## REQUEST
Quote every line as given.

## Dataset listings of figures
---

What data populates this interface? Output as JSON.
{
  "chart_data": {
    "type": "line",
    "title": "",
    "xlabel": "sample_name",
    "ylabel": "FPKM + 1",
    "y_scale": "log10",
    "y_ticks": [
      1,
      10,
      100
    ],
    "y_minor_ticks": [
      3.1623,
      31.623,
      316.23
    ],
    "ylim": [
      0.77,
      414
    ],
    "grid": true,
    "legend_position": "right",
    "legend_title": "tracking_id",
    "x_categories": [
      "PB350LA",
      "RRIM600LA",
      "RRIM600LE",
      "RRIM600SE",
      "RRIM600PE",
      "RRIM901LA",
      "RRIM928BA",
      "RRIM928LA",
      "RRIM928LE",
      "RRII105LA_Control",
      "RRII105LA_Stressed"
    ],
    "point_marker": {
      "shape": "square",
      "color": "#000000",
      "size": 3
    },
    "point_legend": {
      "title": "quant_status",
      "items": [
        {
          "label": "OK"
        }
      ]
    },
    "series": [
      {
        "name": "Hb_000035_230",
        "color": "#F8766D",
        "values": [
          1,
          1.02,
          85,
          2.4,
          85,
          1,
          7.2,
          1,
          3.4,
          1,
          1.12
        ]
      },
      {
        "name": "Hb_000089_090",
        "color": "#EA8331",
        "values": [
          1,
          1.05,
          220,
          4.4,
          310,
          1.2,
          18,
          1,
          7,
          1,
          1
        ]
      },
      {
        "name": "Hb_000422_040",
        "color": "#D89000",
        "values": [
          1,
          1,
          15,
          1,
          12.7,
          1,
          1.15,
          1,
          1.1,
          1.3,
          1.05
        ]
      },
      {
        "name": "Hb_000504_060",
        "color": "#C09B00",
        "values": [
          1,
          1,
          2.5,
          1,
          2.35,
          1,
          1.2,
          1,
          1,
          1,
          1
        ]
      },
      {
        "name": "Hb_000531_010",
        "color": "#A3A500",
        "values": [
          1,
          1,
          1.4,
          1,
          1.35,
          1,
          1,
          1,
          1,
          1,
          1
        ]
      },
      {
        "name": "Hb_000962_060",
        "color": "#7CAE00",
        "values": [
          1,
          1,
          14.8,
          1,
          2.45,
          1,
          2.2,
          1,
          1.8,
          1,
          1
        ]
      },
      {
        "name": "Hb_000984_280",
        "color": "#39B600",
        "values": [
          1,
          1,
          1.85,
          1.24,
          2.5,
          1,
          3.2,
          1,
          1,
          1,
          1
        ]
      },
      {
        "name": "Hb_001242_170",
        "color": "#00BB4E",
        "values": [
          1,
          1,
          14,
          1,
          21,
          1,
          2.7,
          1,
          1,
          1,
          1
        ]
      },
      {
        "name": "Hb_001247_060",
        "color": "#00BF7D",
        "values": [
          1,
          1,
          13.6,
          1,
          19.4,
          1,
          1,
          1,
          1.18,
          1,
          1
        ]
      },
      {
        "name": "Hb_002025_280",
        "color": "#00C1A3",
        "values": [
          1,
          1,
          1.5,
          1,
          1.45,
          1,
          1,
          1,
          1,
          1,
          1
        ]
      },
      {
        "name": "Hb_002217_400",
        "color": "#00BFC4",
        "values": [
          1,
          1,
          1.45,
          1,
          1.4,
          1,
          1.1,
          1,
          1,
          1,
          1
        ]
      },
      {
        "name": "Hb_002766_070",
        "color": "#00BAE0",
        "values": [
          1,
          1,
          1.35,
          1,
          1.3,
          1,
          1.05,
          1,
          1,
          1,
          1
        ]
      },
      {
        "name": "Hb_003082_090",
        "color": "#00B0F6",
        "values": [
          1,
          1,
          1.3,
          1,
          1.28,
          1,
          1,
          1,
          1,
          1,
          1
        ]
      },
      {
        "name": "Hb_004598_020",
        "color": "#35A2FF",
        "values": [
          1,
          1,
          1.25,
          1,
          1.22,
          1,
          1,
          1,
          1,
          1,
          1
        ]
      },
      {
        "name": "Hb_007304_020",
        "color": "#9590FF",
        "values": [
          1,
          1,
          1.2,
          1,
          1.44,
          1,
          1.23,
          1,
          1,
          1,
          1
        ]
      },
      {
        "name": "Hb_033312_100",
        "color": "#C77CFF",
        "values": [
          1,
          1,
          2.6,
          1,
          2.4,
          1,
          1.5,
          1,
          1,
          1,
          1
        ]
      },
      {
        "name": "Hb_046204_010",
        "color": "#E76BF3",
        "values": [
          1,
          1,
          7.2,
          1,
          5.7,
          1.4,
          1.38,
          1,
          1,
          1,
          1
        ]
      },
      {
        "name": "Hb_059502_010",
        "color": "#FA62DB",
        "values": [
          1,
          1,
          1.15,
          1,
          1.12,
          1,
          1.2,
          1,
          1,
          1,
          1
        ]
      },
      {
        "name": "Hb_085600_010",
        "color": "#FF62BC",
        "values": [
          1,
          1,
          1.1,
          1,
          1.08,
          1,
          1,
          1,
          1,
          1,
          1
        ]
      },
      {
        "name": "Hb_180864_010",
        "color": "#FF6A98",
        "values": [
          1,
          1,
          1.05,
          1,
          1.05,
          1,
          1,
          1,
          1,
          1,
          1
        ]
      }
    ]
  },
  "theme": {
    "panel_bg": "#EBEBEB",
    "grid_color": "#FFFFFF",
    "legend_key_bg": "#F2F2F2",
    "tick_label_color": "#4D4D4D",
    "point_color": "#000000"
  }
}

---

## COMPLETED EXERCISE
What data populates this interface? Output as JSON.
{
  "chart_data": {
    "type": "line",
    "title": "",
    "xlabel": "sample_name",
    "ylabel": "FPKM + 1",
    "y_scale": "log10",
    "y_ticks": [
      1,
      10,
      100
    ],
    "y_minor_ticks": [
      3.1623,
      31.623,
      316.23
    ],
    "ylim": [
      0.77,
      414
    ],
    "grid": true,
    "legend_position": "right",
    "legend_title": "tracking_id",
    "x_categories": [
      "PB350LA",
      "RRIM600LA",
      "RRIM600LE",
      "RRIM600SE",
      "RRIM600PE",
      "RRIM901LA",
      "RRIM928BA",
      "RRIM928LA",
      "RRIM928LE",
      "RRII105LA_Control",
      "RRII105LA_Stressed"
    ],
    "point_marker": {
      "shape": "square",
      "color": "#000000",
      "size": 3
    },
    "point_legend": {
      "title": "quant_status",
      "items": [
        {
          "label": "OK"
        }
      ]
    },
    "series": [
      {
        "name": "Hb_000035_230",
        "color": "#F8766D",
        "values": [
          1,
          1.02,
          85,
          2.4,
          85,
          1,
          7.2,
          1,
          3.4,
          1,
          1.12
        ]
      },
      {
        "name": "Hb_000089_090",
        "color": "#EA8331",
        "values": [
          1,
          1.05,
          220,
          4.4,
          310,
          1.2,
          18,
          1,
          7,
          1,
          1
        ]
      },
      {
        "name": "Hb_000422_040",
        "color": "#D89000",
        "values": [
          1,
          1,
          15,
          1,
          12.7,
          1,
          1.15,
          1,
          1.1,
          1.3,
          1.05
        ]
      },
      {
        "name": "Hb_000504_060",
        "color": "#C09B00",
        "values": [
          1,
          1,
          2.5,
          1,
          2.35,
          1,
          1.2,
          1,
          1,
          1,
          1
        ]
      },
      {
        "name": "Hb_000531_010",
        "color": "#A3A500",
        "values": [
          1,
          1,
          1.4,
          1,
          1.35,
          1,
          1,
          1,
          1,
          1,
          1
        ]
      },
      {
        "name": "Hb_000962_060",
        "color": "#7CAE00",
        "values": [
          1,
          1,
          14.8,
          1,
          2.45,
          1,
          2.2,
          1,
          1.8,
          1,
          1
        ]
      },
      {
        "name": "Hb_000984_280",
        "color": "#39B600",
        "values": [
          1,
          1,
          1.85,
          1.24,
          2.5,
          1,
          3.2,
          1,
          1,
          1,
          1
        ]
      },
      {
        "name": "Hb_001242_170",
        "color": "#00BB4E",
        "values": [
          1,
          1,
          14,
          1,
          21,
          1,
          2.7,
          1,
          1,
          1,
          1
        ]
      },
      {
        "name": "Hb_001247_060",
        "color": "#00BF7D",
        "values": [
          1,
          1,
          13.6,
          1,
          19.4,
          1,
          1,
          1,
          1.18,
          1,
          1
        ]
      },
      {
        "name": "Hb_002025_280",
        "color": "#00C1A3",
        "values": [
          1,
          1,
          1.5,
          1,
          1.45,
          1,
          1,
          1,
          1,
          1,
          1
        ]
      },
      {
        "name": "Hb_002217_400",
        "color": "#00BFC4",
        "values": [
          1,
          1,
          1.45,
          1,
          1.4,
          1,
          1.1,
          1,
          1,
          1,
          1
        ]
      },
      {
        "name": "Hb_002766_070",
        "color": "#00BAE0",
        "values": [
          1,
          1,
          1.35,
          1,
          1.3,
          1,
          1.05,
          1,
          1,
          1,
          1
        ]
      },
      {
        "name": "Hb_003082_090",
        "color": "#00B0F6",
        "values": [
          1,
          1,
          1.3,
          1,
          1.28,
          1,
          1,
          1,
          1,
          1,
          1
        ]
      },
      {
        "name": "Hb_004598_020",
        "color": "#35A2FF",
        "values": [
          1,
          1,
          1.25,
          1,
          1.22,
          1,
          1,
          1,
          1,
          1,
          1
        ]
      },
      {
        "name": "Hb_007304_020",
        "color": "#9590FF",
        "values": [
          1,
          1,
          1.2,
          1,
          1.44,
          1,
          1.23,
          1,
          1,
          1,
          1
        ]
      },
      {
        "name": "Hb_033312_100",
        "color": "#C77CFF",
        "values": [
          1,
          1,
          2.6,
          1,
          2.4,
          1,
          1.5,
          1,
          1,
          1,
          1
        ]
      },
      {
        "name": "Hb_046204_010",
        "color": "#E76BF3",
        "values": [
          1,
          1,
          7.2,
          1,
          5.7,
          1.4,
          1.38,
          1,
          1,
          1,
          1
        ]
      },
      {
        "name": "Hb_059502_010",
        "color": "#FA62DB",
        "values": [
          1,
          1,
          1.15,
          1,
          1.12,
          1,
          1.2,
          1,
          1,
          1,
          1
        ]
      },
      {
        "name": "Hb_085600_010",
        "color": "#FF62BC",
        "values": [
          1,
          1,
          1.1,
          1,
          1.08,
          1,
          1,
          1,
          1,
          1,
          1
        ]
      },
      {
        "name": "Hb_180864_010",
        "color": "#FF6A98",
        "values": [
          1,
          1,
          1.05,
          1,
          1.05,
          1,
          1,
          1,
          1,
          1,
          1
        ]
      }
    ]
  },
  "theme": {
    "panel_bg": "#EBEBEB",
    "grid_color": "#FFFFFF",
    "legend_key_bg": "#F2F2F2",
    "tick_label_color": "#4D4D4D",
    "point_color": "#000000"
  }
}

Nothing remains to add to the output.